-- start of RECORDS PROVIDED --

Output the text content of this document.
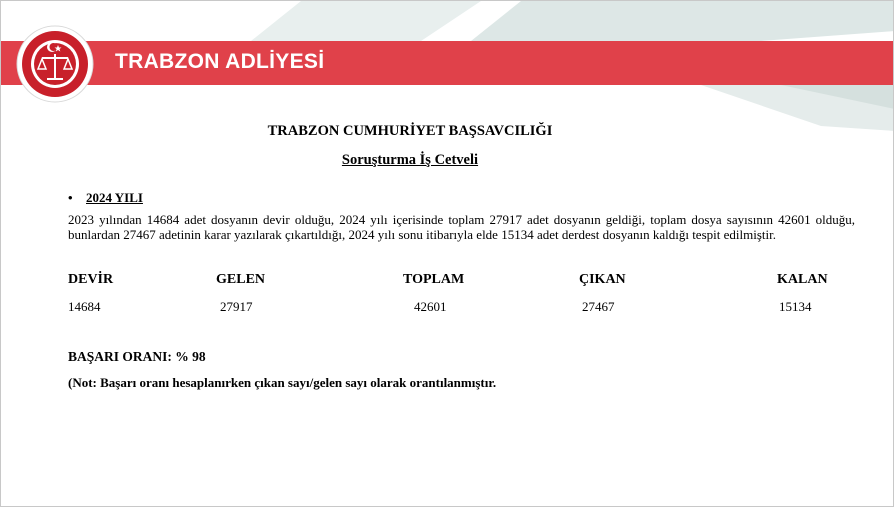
TRABZON ADLİYESİ
TRABZON CUMHURİYET BAŞSAVCILIĞI
Soruşturma İş Cetveli
• 2024 YILI
2023 yılından 14684 adet dosyanın devir olduğu, 2024 yılı içerisinde toplam 27917 adet dosyanın geldiği, toplam dosya sayısının 42601 olduğu, bunlardan 27467 adetinin karar yazılarak çıkartıldığı, 2024 yılı sonu itibarıyla elde 15134 adet derdest dosyanın kaldığı tespit edilmiştir.
DEVİR	GELEN	TOPLAM	ÇIKAN	KALAN
14684	27917	42601	27467	15134
BAŞARI ORANI: % 98
(Not: Başarı oranı hesaplanırken çıkan sayı/gelen sayı olarak orantılanmıştır.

-- end of RECORDS PROVIDED --

__WHAT IS BEING ASKED__.
Copy out each line word for word, please, skipping the images.

__ANSWER__.
Output the text content of this document.
TRABZON ADLİYESİ
TRABZON CUMHURİYET BAŞSAVCILIĞI
Soruşturma İş Cetveli
• 2024 YILI
2023 yılından 14684 adet dosyanın devir olduğu, 2024 yılı içerisinde toplam 27917 adet dosyanın geldiği, toplam dosya sayısının 42601 olduğu, bunlardan 27467 adetinin karar yazılarak çıkartıldığı, 2024 yılı sonu itibarıyla elde 15134 adet derdest dosyanın kaldığı tespit edilmiştir.
DEVİR	GELEN	TOPLAM	ÇIKAN	KALAN
14684	27917	42601	27467	15134
BAŞARI ORANI: % 98
(Not: Başarı oranı hesaplanırken çıkan sayı/gelen sayı olarak orantılanmıştır.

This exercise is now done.